• _Problem statement_
How many lines in the records below contain the word "ylabel"? Answer with the number alone.

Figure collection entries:
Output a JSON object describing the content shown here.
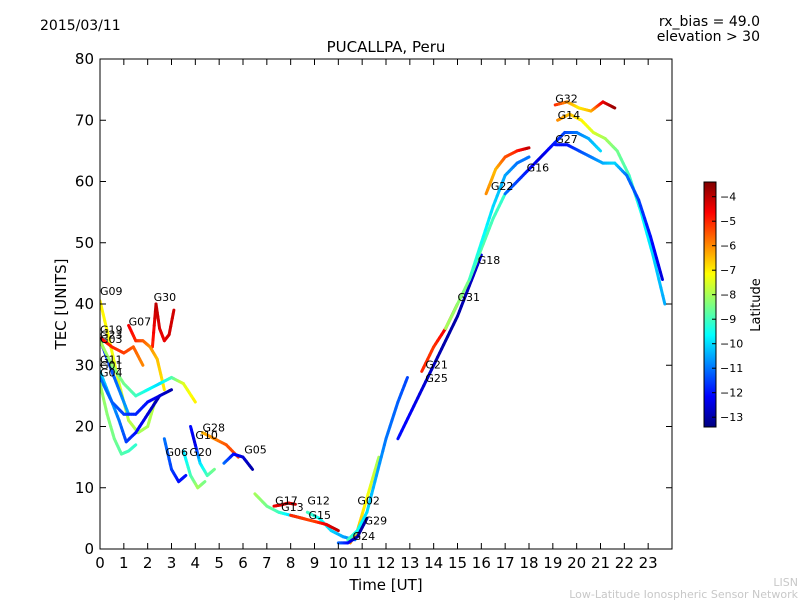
{
  "header": {
    "date": "2015/03/11",
    "rx_bias": "rx_bias = 49.0",
    "elevation": "elevation > 30"
  },
  "footer": {
    "line1": "LISN",
    "line2": "Low-Latitude Ionospheric Sensor Network"
  },
  "chart_data": {
    "type": "line",
    "title": "PUCALLPA, Peru",
    "xlabel": "Time [UT]",
    "ylabel": "TEC [UNITS]",
    "xlim": [
      0,
      24
    ],
    "ylim": [
      0,
      80
    ],
    "xticks": [
      "0",
      "1",
      "2",
      "3",
      "4",
      "5",
      "6",
      "7",
      "8",
      "9",
      "10",
      "11",
      "12",
      "13",
      "14",
      "15",
      "16",
      "17",
      "18",
      "19",
      "20",
      "21",
      "22",
      "23"
    ],
    "yticks": [
      "0",
      "10",
      "20",
      "30",
      "40",
      "50",
      "60",
      "70",
      "80"
    ],
    "grid": false,
    "colorbar": {
      "label": "Latitude",
      "min": -13.4,
      "max": -3.4,
      "ticks": [
        "−4",
        "−5",
        "−6",
        "−7",
        "−8",
        "−9",
        "−10",
        "−11",
        "−12",
        "−13"
      ],
      "tick_values": [
        -4,
        -5,
        -6,
        -7,
        -8,
        -9,
        -10,
        -11,
        -12,
        -13
      ]
    },
    "series": [
      {
        "name": "G09",
        "label_at": [
          0.0,
          41.5
        ],
        "x": [
          0.0,
          0.4,
          0.8,
          1.2,
          1.6,
          2.0,
          2.3
        ],
        "y": [
          40.5,
          34,
          27,
          21,
          19,
          20,
          24
        ],
        "lat": [
          -7.0,
          -7.2,
          -7.5,
          -7.8,
          -8,
          -8,
          -7.8
        ]
      },
      {
        "name": "G30",
        "label_at": [
          2.25,
          40.5
        ],
        "x": [
          2.2,
          2.35,
          2.5,
          2.7,
          2.9,
          3.1
        ],
        "y": [
          33,
          40,
          36,
          34,
          35,
          39
        ],
        "lat": [
          -5,
          -4,
          -4.3,
          -4.5,
          -4.2,
          -4.2
        ]
      },
      {
        "name": "G07",
        "label_at": [
          1.2,
          36.5
        ],
        "x": [
          1.2,
          1.5,
          1.8,
          2.1,
          2.4,
          2.7
        ],
        "y": [
          36.5,
          34,
          34,
          33,
          31,
          26
        ],
        "lat": [
          -4.5,
          -5,
          -5.5,
          -6,
          -6.5,
          -7
        ]
      },
      {
        "name": "G19",
        "label_at": [
          0.0,
          35.2
        ],
        "x": [
          0.0,
          0.5,
          1.0,
          1.4,
          1.8
        ],
        "y": [
          34.5,
          33,
          32,
          33,
          30
        ],
        "lat": [
          -4.5,
          -5,
          -5.2,
          -5.5,
          -6
        ]
      },
      {
        "name": "G23",
        "label_at": [
          0.0,
          34.4
        ],
        "x": [
          0.0,
          0.4,
          0.8,
          1.2
        ],
        "y": [
          34.2,
          30,
          26,
          22
        ],
        "lat": [
          -12,
          -11.5,
          -11,
          -10.5
        ]
      },
      {
        "name": "G03",
        "label_at": [
          0.0,
          33.6
        ],
        "x": [
          0.0,
          0.5,
          1.0,
          1.5,
          2.0,
          2.5,
          3.0,
          3.5,
          4.0
        ],
        "y": [
          34,
          30,
          27,
          25,
          26,
          27,
          28,
          27,
          24
        ],
        "lat": [
          -8,
          -8.2,
          -8.5,
          -9,
          -9.5,
          -10,
          -9,
          -7.5,
          -7
        ]
      },
      {
        "name": "G11",
        "label_at": [
          0.0,
          30.3
        ],
        "x": [
          0.0,
          0.4,
          0.8,
          1.1,
          1.5,
          2.0,
          2.5
        ],
        "y": [
          29,
          25,
          21,
          17.5,
          19,
          22,
          25
        ],
        "lat": [
          -10,
          -10.5,
          -11,
          -11.5,
          -12,
          -12.5,
          -13
        ]
      },
      {
        "name": "G01",
        "label_at": [
          0.0,
          29.4
        ],
        "x": [
          0.0,
          0.5,
          1.0,
          1.5,
          2.0,
          2.5,
          3.0
        ],
        "y": [
          28,
          24,
          22,
          22,
          24,
          25,
          26
        ],
        "lat": [
          -11,
          -11.2,
          -11.5,
          -11.8,
          -12,
          -12.5,
          -13
        ]
      },
      {
        "name": "G04",
        "label_at": [
          0.0,
          28.2
        ],
        "x": [
          0.0,
          0.3,
          0.6,
          0.9,
          1.2,
          1.5
        ],
        "y": [
          27,
          22,
          18,
          15.5,
          16,
          17
        ],
        "lat": [
          -8,
          -8.3,
          -8.5,
          -8.8,
          -9,
          -9.2
        ]
      },
      {
        "name": "G28",
        "label_at": [
          4.3,
          19.2
        ],
        "x": [
          4.3,
          4.8,
          5.3,
          5.8
        ],
        "y": [
          19,
          18,
          17,
          15
        ],
        "lat": [
          -6.5,
          -6,
          -5.5,
          -5.2
        ]
      },
      {
        "name": "G10",
        "label_at": [
          4.0,
          18.0
        ],
        "x": [
          3.8,
          4.0,
          4.2,
          4.5,
          4.8
        ],
        "y": [
          20,
          17,
          14,
          12,
          13
        ],
        "lat": [
          -12,
          -12.5,
          -10,
          -9,
          -8.5
        ]
      },
      {
        "name": "G06",
        "label_at": [
          2.75,
          15.2
        ],
        "x": [
          2.7,
          3.0,
          3.3,
          3.6
        ],
        "y": [
          18,
          13,
          11,
          12
        ],
        "lat": [
          -11,
          -11.5,
          -12,
          -12
        ]
      },
      {
        "name": "G20",
        "label_at": [
          3.75,
          15.2
        ],
        "x": [
          3.5,
          3.8,
          4.1,
          4.4
        ],
        "y": [
          16,
          12,
          10,
          11
        ],
        "lat": [
          -10,
          -9,
          -8,
          -8.5
        ]
      },
      {
        "name": "G05",
        "label_at": [
          6.05,
          15.6
        ],
        "x": [
          5.2,
          5.6,
          6.0,
          6.4
        ],
        "y": [
          14,
          15.5,
          15,
          13
        ],
        "lat": [
          -11,
          -12,
          -12.5,
          -13
        ]
      },
      {
        "name": "G17",
        "label_at": [
          7.35,
          7.3
        ],
        "x": [
          7.3,
          7.6,
          7.9,
          8.2
        ],
        "y": [
          7,
          7.2,
          7.5,
          7.3
        ],
        "lat": [
          -4.5,
          -4.3,
          -4.2,
          -4
        ]
      },
      {
        "name": "G13",
        "label_at": [
          7.6,
          6.2
        ],
        "x": [
          6.5,
          7.0,
          7.5,
          8.0,
          8.5
        ],
        "y": [
          9,
          7,
          6,
          5.5,
          5
        ],
        "lat": [
          -8,
          -8.5,
          -9,
          -10,
          -11
        ]
      },
      {
        "name": "G12",
        "label_at": [
          8.7,
          7.3
        ],
        "x": [
          8.7,
          9.2,
          9.7,
          10.2,
          10.7
        ],
        "y": [
          6,
          5,
          3,
          2,
          1.5
        ],
        "lat": [
          -9,
          -9.5,
          -10,
          -10.5,
          -11
        ]
      },
      {
        "name": "G15",
        "label_at": [
          8.75,
          4.9
        ],
        "x": [
          8.0,
          8.5,
          9.0,
          9.5,
          10.0
        ],
        "y": [
          5.5,
          5,
          4.5,
          4,
          3
        ],
        "lat": [
          -5,
          -5.2,
          -5.3,
          -4.5,
          -4
        ]
      },
      {
        "name": "G02",
        "label_at": [
          10.8,
          7.3
        ],
        "x": [
          10.5,
          10.8,
          11.1,
          11.4,
          11.7
        ],
        "y": [
          1,
          3,
          7,
          11,
          15
        ],
        "lat": [
          -6,
          -6.5,
          -7,
          -7.5,
          -8
        ]
      },
      {
        "name": "G29",
        "label_at": [
          11.1,
          4.0
        ],
        "x": [
          10.4,
          10.8,
          11.2,
          11.6,
          12.0,
          12.5,
          12.9
        ],
        "y": [
          1.5,
          3,
          6,
          12,
          18,
          24,
          28
        ],
        "lat": [
          -9,
          -9.5,
          -10,
          -10.5,
          -11,
          -11.2,
          -11.5
        ]
      },
      {
        "name": "G24",
        "label_at": [
          10.6,
          1.5
        ],
        "x": [
          10.0,
          10.4,
          10.8,
          11.2
        ],
        "y": [
          1,
          1,
          2,
          5
        ],
        "lat": [
          -11,
          -12,
          -13,
          -13
        ]
      },
      {
        "name": "G21",
        "label_at": [
          13.65,
          29.5
        ],
        "x": [
          13.5,
          14.0,
          14.5,
          15.0
        ],
        "y": [
          29,
          33,
          36,
          40
        ],
        "lat": [
          -5,
          -5.2,
          -4.5,
          -4
        ]
      },
      {
        "name": "G25",
        "label_at": [
          13.65,
          27.3
        ],
        "x": [
          12.5,
          13.0,
          13.5,
          14.0,
          14.5,
          15.0,
          15.5,
          16.0
        ],
        "y": [
          18,
          22,
          26,
          30,
          34,
          38,
          43,
          48
        ],
        "lat": [
          -12,
          -12.2,
          -12.5,
          -12.8,
          -13,
          -13,
          -12.8,
          -12.5
        ]
      },
      {
        "name": "G31",
        "label_at": [
          15.0,
          40.5
        ],
        "x": [
          14.5,
          15.0,
          15.5,
          16.0,
          16.5,
          17.0
        ],
        "y": [
          36,
          40,
          44,
          49,
          54,
          58
        ],
        "lat": [
          -8,
          -8.2,
          -8.5,
          -8.8,
          -9,
          -9.2
        ]
      },
      {
        "name": "G18",
        "label_at": [
          15.85,
          46.5
        ],
        "x": [
          15.5,
          16.0,
          16.5,
          17.0,
          17.5,
          18.0
        ],
        "y": [
          44,
          50,
          56,
          61,
          63,
          64
        ],
        "lat": [
          -9,
          -9.5,
          -10,
          -10.5,
          -11,
          -11
        ]
      },
      {
        "name": "G22",
        "label_at": [
          16.4,
          58.6
        ],
        "x": [
          16.2,
          16.6,
          17.0,
          17.5,
          18.0
        ],
        "y": [
          58,
          62,
          64,
          65,
          65.5
        ],
        "lat": [
          -6,
          -6.5,
          -5.5,
          -5,
          -4
        ]
      },
      {
        "name": "G16",
        "label_at": [
          17.9,
          61.6
        ],
        "x": [
          17.0,
          17.5,
          18.0,
          18.5,
          19.0,
          19.5,
          20.0,
          20.5,
          21.0
        ],
        "y": [
          58,
          60,
          62,
          64,
          66,
          68,
          68,
          67,
          65
        ],
        "lat": [
          -11,
          -11.5,
          -12,
          -12.5,
          -12,
          -11.5,
          -11,
          -10.5,
          -10
        ]
      },
      {
        "name": "G32",
        "label_at": [
          19.1,
          72.9
        ],
        "x": [
          19.1,
          19.6,
          20.1,
          20.6,
          21.1,
          21.6
        ],
        "y": [
          72.5,
          73,
          72,
          71.5,
          73,
          72
        ],
        "lat": [
          -5,
          -6,
          -7,
          -6.5,
          -4.5,
          -3.6
        ]
      },
      {
        "name": "G14",
        "label_at": [
          19.2,
          70.2
        ],
        "x": [
          19.2,
          19.7,
          20.2,
          20.7,
          21.2,
          21.7,
          22.2,
          22.7,
          23.2,
          23.7
        ],
        "y": [
          70,
          71,
          70,
          68,
          67,
          65,
          61,
          55,
          48,
          40
        ],
        "lat": [
          -6,
          -6.5,
          -7,
          -7.5,
          -8,
          -8.5,
          -9,
          -9.5,
          -10,
          -10.5
        ]
      },
      {
        "name": "G27",
        "label_at": [
          19.1,
          66.3
        ],
        "x": [
          19.1,
          19.6,
          20.1,
          20.6,
          21.1,
          21.6,
          22.1,
          22.6,
          23.1,
          23.6
        ],
        "y": [
          66,
          66,
          65,
          64,
          63,
          63,
          61,
          57,
          51,
          44
        ],
        "lat": [
          -12,
          -12,
          -11.5,
          -11,
          -10.5,
          -10,
          -11,
          -11.5,
          -12,
          -12.5
        ]
      }
    ]
  }
}
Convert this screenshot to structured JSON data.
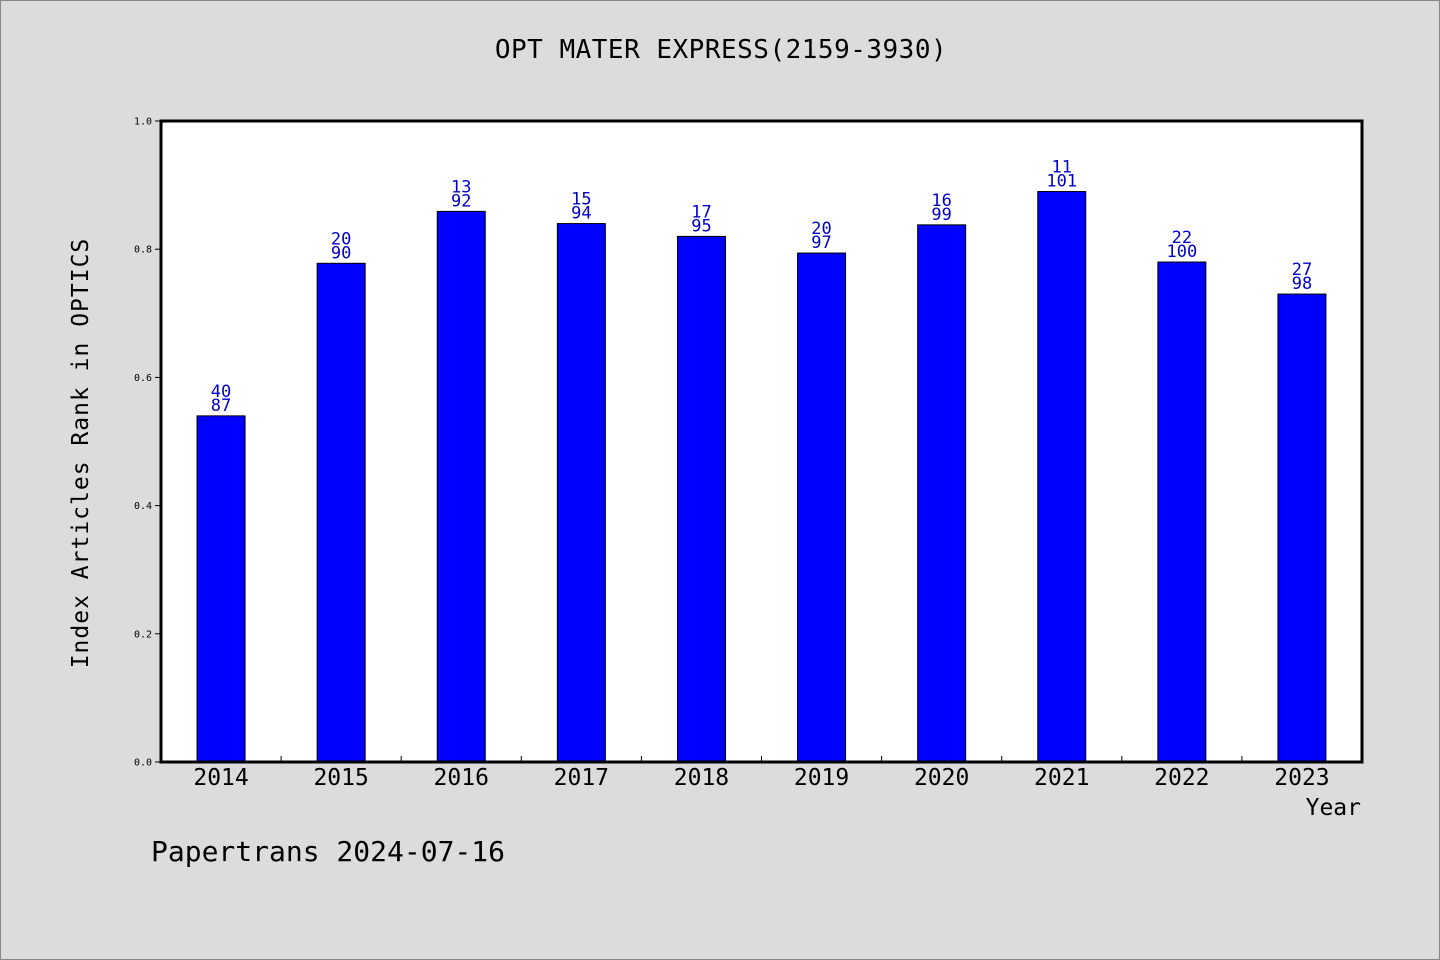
{
  "chart_data": {
    "type": "bar",
    "title": "OPT MATER EXPRESS(2159-3930)",
    "xlabel": "Year",
    "ylabel": "Index Articles Rank in OPTICS",
    "ylim": [
      0,
      1.0
    ],
    "yticks": [
      "0.0",
      "0.2",
      "0.4",
      "0.6",
      "0.8",
      "1.0"
    ],
    "categories": [
      "2014",
      "2015",
      "2016",
      "2017",
      "2018",
      "2019",
      "2020",
      "2021",
      "2022",
      "2023"
    ],
    "values": [
      0.54,
      0.778,
      0.859,
      0.84,
      0.82,
      0.794,
      0.838,
      0.89,
      0.78,
      0.73
    ],
    "rank_labels": [
      "40",
      "20",
      "13",
      "15",
      "17",
      "20",
      "16",
      "11",
      "22",
      "27"
    ],
    "total_labels": [
      "87",
      "90",
      "92",
      "94",
      "95",
      "97",
      "99",
      "101",
      "100",
      "98"
    ],
    "grid": false,
    "legend": "none",
    "colors": {
      "bar": "#0000ff",
      "bar_label": "#0000cc",
      "background": "#dcdcdc",
      "plot_background": "#ffffff"
    }
  },
  "footer": "Papertrans 2024-07-16"
}
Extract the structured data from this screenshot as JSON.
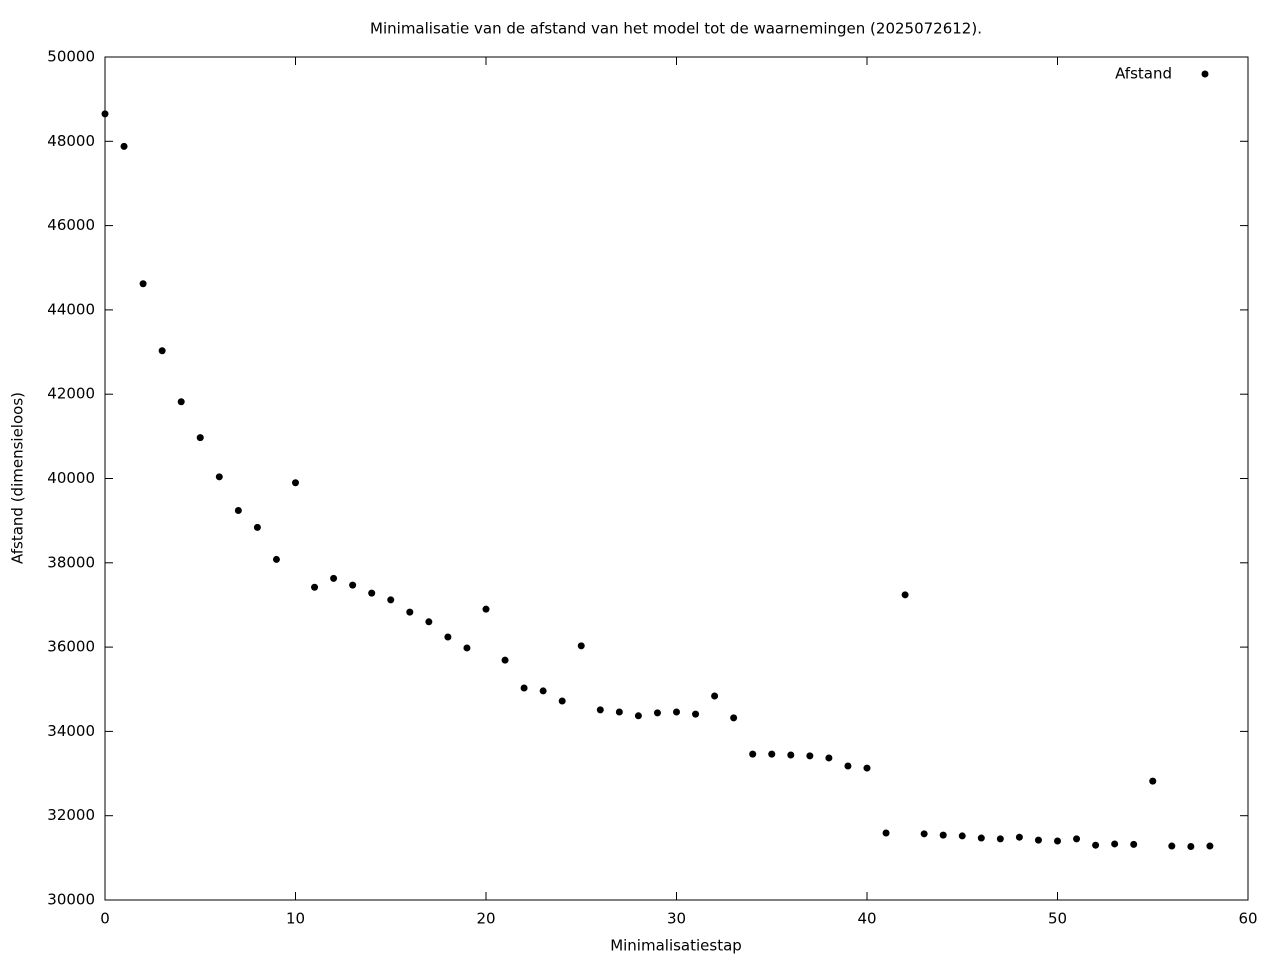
{
  "chart_data": {
    "type": "scatter",
    "title": "Minimalisatie van de afstand van het model tot de waarnemingen (2025072612).",
    "x_label": "Minimalisatiestap",
    "y_label": "Afstand (dimensieloos)",
    "x": [
      0,
      1,
      2,
      3,
      4,
      5,
      6,
      7,
      8,
      9,
      10,
      11,
      12,
      13,
      14,
      15,
      16,
      17,
      18,
      19,
      20,
      21,
      22,
      23,
      24,
      25,
      26,
      27,
      28,
      29,
      30,
      31,
      32,
      33,
      34,
      35,
      36,
      37,
      38,
      39,
      40,
      41,
      42,
      43,
      44,
      45,
      46,
      47,
      48,
      49,
      50,
      51,
      52,
      53,
      54,
      55,
      56,
      57,
      58
    ],
    "series": [
      {
        "name": "Afstand",
        "color": "#000000",
        "values": [
          48650,
          47880,
          44620,
          43030,
          41820,
          40970,
          40040,
          39240,
          38840,
          38080,
          39900,
          37420,
          37630,
          37470,
          37280,
          37120,
          36830,
          36600,
          36240,
          35980,
          36900,
          35690,
          35030,
          34960,
          34720,
          36030,
          34510,
          34460,
          34370,
          34440,
          34460,
          34410,
          34840,
          34320,
          33460,
          33460,
          33440,
          33420,
          33370,
          33180,
          33130,
          31590,
          37240,
          31570,
          31540,
          31520,
          31470,
          31450,
          31490,
          31420,
          31400,
          31450,
          31300,
          31330,
          31320,
          32820,
          31280,
          31270,
          31280
        ]
      }
    ],
    "xlim": [
      0,
      60
    ],
    "xticks": [
      0,
      10,
      20,
      30,
      40,
      50,
      60
    ],
    "ylim": [
      30000,
      50000
    ],
    "yticks": [
      30000,
      32000,
      34000,
      36000,
      38000,
      40000,
      42000,
      44000,
      46000,
      48000,
      50000
    ],
    "legend": "top-right",
    "grid": false
  }
}
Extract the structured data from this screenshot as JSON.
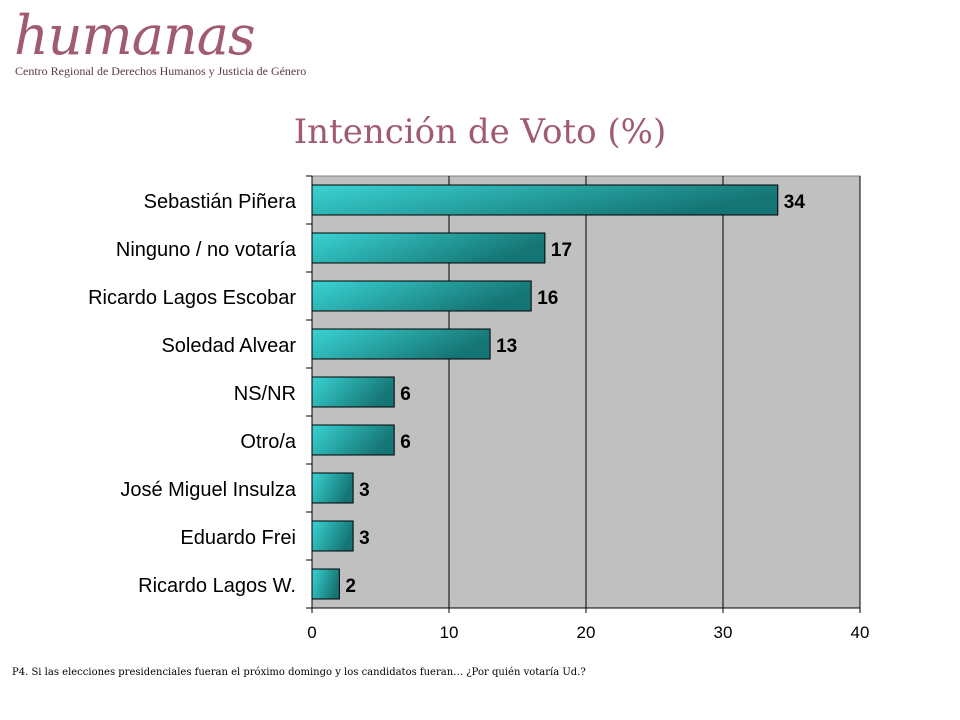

• _Final result_
2